### Instructions for the task
Find the lines that hold "Tall". Report only how many there are.

### Task input
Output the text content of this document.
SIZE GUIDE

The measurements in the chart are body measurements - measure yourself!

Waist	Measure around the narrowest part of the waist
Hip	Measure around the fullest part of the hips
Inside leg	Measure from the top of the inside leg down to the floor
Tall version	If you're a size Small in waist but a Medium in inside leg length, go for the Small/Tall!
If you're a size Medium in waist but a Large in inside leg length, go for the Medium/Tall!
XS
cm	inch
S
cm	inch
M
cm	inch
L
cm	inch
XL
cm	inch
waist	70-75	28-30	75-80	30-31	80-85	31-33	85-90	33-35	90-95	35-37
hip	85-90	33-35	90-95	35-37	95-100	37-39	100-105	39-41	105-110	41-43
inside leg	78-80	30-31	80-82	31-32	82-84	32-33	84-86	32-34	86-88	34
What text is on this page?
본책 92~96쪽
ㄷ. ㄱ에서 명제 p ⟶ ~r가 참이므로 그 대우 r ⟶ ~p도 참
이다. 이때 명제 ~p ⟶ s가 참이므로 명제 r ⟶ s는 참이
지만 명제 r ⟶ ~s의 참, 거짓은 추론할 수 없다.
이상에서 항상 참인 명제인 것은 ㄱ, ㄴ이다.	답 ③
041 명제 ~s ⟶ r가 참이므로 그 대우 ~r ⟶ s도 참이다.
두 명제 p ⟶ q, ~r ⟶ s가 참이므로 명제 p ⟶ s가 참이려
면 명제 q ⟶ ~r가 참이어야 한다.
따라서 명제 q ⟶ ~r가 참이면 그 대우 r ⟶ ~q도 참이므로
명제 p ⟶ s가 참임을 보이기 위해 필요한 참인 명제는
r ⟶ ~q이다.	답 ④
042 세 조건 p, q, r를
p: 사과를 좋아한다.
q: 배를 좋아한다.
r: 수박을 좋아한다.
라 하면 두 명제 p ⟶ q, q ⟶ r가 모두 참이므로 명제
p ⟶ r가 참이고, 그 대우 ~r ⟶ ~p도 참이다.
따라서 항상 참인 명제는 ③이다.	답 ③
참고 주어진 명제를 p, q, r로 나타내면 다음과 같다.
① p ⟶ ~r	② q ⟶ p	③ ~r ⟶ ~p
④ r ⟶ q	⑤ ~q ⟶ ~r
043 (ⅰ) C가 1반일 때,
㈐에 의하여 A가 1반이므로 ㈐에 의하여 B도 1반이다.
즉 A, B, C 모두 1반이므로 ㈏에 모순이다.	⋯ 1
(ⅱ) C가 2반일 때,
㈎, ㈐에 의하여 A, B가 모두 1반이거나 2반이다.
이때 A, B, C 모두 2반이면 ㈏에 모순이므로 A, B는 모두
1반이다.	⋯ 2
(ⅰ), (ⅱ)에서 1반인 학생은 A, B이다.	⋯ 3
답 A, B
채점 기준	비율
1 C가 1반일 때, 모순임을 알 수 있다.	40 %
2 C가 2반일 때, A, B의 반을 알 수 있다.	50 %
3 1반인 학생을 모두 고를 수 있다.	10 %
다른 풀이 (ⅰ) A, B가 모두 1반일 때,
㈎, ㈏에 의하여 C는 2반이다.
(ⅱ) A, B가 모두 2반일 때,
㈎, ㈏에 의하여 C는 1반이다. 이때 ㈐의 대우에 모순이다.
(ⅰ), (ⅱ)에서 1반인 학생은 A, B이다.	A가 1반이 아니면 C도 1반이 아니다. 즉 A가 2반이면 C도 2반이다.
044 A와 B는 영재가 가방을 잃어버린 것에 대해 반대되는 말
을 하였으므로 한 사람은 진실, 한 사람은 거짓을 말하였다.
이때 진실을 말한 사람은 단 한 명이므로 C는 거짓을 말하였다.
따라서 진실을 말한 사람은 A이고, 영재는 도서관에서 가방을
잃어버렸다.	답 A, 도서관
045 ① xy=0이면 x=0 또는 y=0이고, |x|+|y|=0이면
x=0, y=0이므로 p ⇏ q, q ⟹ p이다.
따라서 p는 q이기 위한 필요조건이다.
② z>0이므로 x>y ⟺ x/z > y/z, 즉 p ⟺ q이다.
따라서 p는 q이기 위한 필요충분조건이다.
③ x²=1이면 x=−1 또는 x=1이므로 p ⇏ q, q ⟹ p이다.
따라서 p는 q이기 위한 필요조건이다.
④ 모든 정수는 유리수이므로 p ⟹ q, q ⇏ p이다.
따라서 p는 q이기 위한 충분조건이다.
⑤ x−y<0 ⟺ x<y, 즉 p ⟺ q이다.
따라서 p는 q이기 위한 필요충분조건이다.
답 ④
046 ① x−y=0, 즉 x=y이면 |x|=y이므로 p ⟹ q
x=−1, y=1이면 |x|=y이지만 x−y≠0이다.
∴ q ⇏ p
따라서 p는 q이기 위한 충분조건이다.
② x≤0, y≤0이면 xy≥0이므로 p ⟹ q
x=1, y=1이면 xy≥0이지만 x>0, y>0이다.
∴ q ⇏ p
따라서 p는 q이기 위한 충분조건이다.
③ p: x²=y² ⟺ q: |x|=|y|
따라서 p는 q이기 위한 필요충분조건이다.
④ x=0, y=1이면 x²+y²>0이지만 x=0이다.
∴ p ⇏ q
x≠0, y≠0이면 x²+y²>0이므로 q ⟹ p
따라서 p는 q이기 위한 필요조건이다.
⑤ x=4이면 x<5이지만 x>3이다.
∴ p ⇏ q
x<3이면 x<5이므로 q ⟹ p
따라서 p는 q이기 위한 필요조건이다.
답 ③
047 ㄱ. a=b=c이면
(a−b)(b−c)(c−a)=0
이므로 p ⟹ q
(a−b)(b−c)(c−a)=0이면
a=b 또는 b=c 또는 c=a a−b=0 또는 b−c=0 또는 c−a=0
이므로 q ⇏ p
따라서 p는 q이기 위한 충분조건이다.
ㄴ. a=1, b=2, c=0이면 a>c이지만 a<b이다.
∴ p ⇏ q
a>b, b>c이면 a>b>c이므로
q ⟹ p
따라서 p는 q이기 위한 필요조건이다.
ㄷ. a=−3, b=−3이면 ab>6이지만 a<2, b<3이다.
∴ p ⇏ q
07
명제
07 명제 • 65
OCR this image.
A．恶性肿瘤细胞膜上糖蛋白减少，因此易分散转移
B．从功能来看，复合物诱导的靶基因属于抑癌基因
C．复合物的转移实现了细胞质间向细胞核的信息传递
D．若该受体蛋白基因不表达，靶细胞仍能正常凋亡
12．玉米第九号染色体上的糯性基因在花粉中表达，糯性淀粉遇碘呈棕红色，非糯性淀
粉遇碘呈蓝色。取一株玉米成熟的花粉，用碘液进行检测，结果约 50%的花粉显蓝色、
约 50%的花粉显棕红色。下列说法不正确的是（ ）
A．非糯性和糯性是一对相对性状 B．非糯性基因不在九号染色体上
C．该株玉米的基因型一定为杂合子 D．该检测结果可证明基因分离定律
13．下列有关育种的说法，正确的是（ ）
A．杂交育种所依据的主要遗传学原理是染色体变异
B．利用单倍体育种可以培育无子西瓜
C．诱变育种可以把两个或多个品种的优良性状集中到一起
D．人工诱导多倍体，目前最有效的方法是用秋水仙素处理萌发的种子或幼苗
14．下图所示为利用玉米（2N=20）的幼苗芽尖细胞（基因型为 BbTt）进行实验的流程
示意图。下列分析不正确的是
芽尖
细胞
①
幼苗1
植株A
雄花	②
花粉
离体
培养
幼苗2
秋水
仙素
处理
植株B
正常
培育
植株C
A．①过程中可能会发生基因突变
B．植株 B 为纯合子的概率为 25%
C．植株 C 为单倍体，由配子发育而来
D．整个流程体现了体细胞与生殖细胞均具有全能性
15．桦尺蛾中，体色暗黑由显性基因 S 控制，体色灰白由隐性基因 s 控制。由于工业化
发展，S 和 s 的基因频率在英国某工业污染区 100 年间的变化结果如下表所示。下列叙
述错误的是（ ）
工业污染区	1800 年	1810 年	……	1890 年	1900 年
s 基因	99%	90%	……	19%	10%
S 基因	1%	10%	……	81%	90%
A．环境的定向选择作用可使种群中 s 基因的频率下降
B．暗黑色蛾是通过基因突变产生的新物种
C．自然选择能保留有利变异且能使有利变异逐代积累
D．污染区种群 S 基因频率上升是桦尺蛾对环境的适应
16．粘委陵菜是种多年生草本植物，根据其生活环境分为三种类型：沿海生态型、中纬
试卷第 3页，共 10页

### Result below
2